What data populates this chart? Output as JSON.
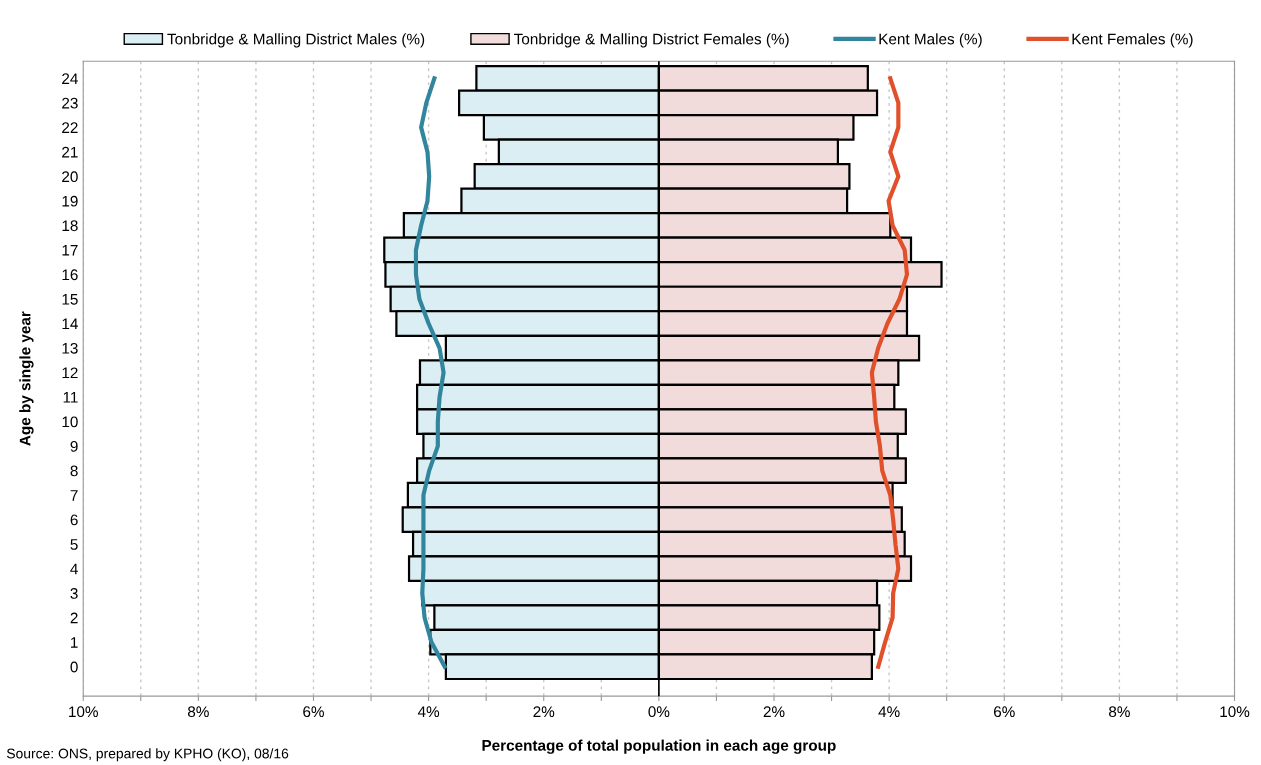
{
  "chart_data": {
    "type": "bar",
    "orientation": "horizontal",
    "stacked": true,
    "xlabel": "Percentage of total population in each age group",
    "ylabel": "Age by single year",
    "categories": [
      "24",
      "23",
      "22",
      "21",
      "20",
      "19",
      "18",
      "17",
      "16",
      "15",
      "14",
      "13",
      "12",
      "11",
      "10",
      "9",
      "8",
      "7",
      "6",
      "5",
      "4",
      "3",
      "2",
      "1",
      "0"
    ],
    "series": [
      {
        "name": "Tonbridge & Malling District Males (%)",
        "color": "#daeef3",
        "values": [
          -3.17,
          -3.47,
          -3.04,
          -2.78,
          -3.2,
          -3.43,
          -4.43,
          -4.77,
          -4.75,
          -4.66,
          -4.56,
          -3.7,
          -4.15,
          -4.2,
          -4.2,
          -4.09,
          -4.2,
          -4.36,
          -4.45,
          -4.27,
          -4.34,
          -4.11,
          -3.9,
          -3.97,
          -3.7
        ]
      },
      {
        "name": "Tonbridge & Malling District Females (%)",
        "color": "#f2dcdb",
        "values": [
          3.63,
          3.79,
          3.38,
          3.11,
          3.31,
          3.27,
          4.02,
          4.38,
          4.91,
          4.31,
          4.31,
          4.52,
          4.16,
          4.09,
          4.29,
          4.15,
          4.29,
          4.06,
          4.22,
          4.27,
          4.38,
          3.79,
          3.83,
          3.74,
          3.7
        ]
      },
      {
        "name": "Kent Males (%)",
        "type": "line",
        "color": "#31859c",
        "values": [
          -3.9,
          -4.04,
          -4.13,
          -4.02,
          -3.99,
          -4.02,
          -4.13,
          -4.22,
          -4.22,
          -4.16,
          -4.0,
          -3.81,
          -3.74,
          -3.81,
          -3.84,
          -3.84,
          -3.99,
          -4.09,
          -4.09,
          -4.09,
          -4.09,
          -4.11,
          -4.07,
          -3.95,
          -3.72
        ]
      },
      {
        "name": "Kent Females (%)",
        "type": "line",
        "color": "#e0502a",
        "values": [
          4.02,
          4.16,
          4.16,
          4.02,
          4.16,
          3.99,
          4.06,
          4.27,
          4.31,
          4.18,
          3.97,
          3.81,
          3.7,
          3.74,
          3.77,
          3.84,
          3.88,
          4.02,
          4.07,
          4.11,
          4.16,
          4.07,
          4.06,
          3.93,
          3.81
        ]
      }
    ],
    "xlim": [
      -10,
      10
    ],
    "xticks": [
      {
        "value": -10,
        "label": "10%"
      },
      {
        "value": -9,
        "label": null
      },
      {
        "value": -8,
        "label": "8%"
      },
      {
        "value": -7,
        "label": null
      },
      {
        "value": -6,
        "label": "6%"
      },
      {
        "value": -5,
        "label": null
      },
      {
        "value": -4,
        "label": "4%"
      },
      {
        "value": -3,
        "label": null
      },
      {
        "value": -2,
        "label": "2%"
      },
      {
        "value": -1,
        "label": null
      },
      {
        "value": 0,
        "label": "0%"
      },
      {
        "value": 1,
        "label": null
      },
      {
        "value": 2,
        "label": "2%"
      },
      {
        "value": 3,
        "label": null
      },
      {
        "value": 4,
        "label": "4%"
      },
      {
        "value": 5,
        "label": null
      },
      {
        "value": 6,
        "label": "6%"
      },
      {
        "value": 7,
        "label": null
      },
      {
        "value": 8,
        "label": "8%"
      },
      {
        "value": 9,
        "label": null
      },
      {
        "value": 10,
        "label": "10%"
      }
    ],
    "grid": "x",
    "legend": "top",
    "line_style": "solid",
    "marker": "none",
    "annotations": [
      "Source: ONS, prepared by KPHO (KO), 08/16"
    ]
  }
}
########################################
Leave out the pictures and output every record above precisely as given.

What data populates this chart? Output as JSON.
{
  "chart_data": {
    "type": "bar",
    "orientation": "horizontal",
    "stacked": true,
    "xlabel": "Percentage of total population in each age group",
    "ylabel": "Age by single year",
    "categories": [
      "24",
      "23",
      "22",
      "21",
      "20",
      "19",
      "18",
      "17",
      "16",
      "15",
      "14",
      "13",
      "12",
      "11",
      "10",
      "9",
      "8",
      "7",
      "6",
      "5",
      "4",
      "3",
      "2",
      "1",
      "0"
    ],
    "series": [
      {
        "name": "Tonbridge & Malling District Males (%)",
        "color": "#daeef3",
        "values": [
          -3.17,
          -3.47,
          -3.04,
          -2.78,
          -3.2,
          -3.43,
          -4.43,
          -4.77,
          -4.75,
          -4.66,
          -4.56,
          -3.7,
          -4.15,
          -4.2,
          -4.2,
          -4.09,
          -4.2,
          -4.36,
          -4.45,
          -4.27,
          -4.34,
          -4.11,
          -3.9,
          -3.97,
          -3.7
        ]
      },
      {
        "name": "Tonbridge & Malling District Females (%)",
        "color": "#f2dcdb",
        "values": [
          3.63,
          3.79,
          3.38,
          3.11,
          3.31,
          3.27,
          4.02,
          4.38,
          4.91,
          4.31,
          4.31,
          4.52,
          4.16,
          4.09,
          4.29,
          4.15,
          4.29,
          4.06,
          4.22,
          4.27,
          4.38,
          3.79,
          3.83,
          3.74,
          3.7
        ]
      },
      {
        "name": "Kent Males (%)",
        "type": "line",
        "color": "#31859c",
        "values": [
          -3.9,
          -4.04,
          -4.13,
          -4.02,
          -3.99,
          -4.02,
          -4.13,
          -4.22,
          -4.22,
          -4.16,
          -4.0,
          -3.81,
          -3.74,
          -3.81,
          -3.84,
          -3.84,
          -3.99,
          -4.09,
          -4.09,
          -4.09,
          -4.09,
          -4.11,
          -4.07,
          -3.95,
          -3.72
        ]
      },
      {
        "name": "Kent Females (%)",
        "type": "line",
        "color": "#e0502a",
        "values": [
          4.02,
          4.16,
          4.16,
          4.02,
          4.16,
          3.99,
          4.06,
          4.27,
          4.31,
          4.18,
          3.97,
          3.81,
          3.7,
          3.74,
          3.77,
          3.84,
          3.88,
          4.02,
          4.07,
          4.11,
          4.16,
          4.07,
          4.06,
          3.93,
          3.81
        ]
      }
    ],
    "xlim": [
      -10,
      10
    ],
    "xticks": [
      {
        "value": -10,
        "label": "10%"
      },
      {
        "value": -9,
        "label": null
      },
      {
        "value": -8,
        "label": "8%"
      },
      {
        "value": -7,
        "label": null
      },
      {
        "value": -6,
        "label": "6%"
      },
      {
        "value": -5,
        "label": null
      },
      {
        "value": -4,
        "label": "4%"
      },
      {
        "value": -3,
        "label": null
      },
      {
        "value": -2,
        "label": "2%"
      },
      {
        "value": -1,
        "label": null
      },
      {
        "value": 0,
        "label": "0%"
      },
      {
        "value": 1,
        "label": null
      },
      {
        "value": 2,
        "label": "2%"
      },
      {
        "value": 3,
        "label": null
      },
      {
        "value": 4,
        "label": "4%"
      },
      {
        "value": 5,
        "label": null
      },
      {
        "value": 6,
        "label": "6%"
      },
      {
        "value": 7,
        "label": null
      },
      {
        "value": 8,
        "label": "8%"
      },
      {
        "value": 9,
        "label": null
      },
      {
        "value": 10,
        "label": "10%"
      }
    ],
    "grid": "x",
    "legend": "top",
    "line_style": "solid",
    "marker": "none",
    "annotations": [
      "Source: ONS, prepared by KPHO (KO), 08/16"
    ]
  }
}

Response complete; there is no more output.